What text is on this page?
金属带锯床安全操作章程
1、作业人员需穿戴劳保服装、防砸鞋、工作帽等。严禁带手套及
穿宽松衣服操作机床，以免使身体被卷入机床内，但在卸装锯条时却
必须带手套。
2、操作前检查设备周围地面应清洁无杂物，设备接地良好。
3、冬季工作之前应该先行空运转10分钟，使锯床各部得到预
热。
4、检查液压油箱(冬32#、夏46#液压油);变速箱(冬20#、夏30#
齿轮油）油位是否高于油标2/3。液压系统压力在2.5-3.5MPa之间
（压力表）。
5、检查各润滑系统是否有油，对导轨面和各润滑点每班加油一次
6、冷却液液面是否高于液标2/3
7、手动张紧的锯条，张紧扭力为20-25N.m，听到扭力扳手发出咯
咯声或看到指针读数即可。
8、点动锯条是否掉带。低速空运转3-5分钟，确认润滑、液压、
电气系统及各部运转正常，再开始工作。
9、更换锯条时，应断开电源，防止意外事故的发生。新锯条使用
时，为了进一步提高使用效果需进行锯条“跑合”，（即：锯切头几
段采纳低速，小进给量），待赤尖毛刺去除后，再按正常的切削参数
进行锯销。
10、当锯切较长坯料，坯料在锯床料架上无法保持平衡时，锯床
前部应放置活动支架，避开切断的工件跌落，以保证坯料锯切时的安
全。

## TASK GOAL
Repeat each of the entries above precisely as given.

## REPLY
What text is on this page?
金属带锯床安全操作章程
1、作业人员需穿戴劳保服装、防砸鞋、工作帽等。严禁带手套及
穿宽松衣服操作机床，以免使身体被卷入机床内，但在卸装锯条时却
必须带手套。
2、操作前检查设备周围地面应清洁无杂物，设备接地良好。
3、冬季工作之前应该先行空运转10分钟，使锯床各部得到预
热。
4、检查液压油箱(冬32#、夏46#液压油);变速箱(冬20#、夏30#
齿轮油）油位是否高于油标2/3。液压系统压力在2.5-3.5MPa之间
（压力表）。
5、检查各润滑系统是否有油，对导轨面和各润滑点每班加油一次
6、冷却液液面是否高于液标2/3
7、手动张紧的锯条，张紧扭力为20-25N.m，听到扭力扳手发出咯
咯声或看到指针读数即可。
8、点动锯条是否掉带。低速空运转3-5分钟，确认润滑、液压、
电气系统及各部运转正常，再开始工作。
9、更换锯条时，应断开电源，防止意外事故的发生。新锯条使用
时，为了进一步提高使用效果需进行锯条“跑合”，（即：锯切头几
段采纳低速，小进给量），待赤尖毛刺去除后，再按正常的切削参数
进行锯销。
10、当锯切较长坯料，坯料在锯床料架上无法保持平衡时，锯床
前部应放置活动支架，避开切断的工件跌落，以保证坯料锯切时的安
全。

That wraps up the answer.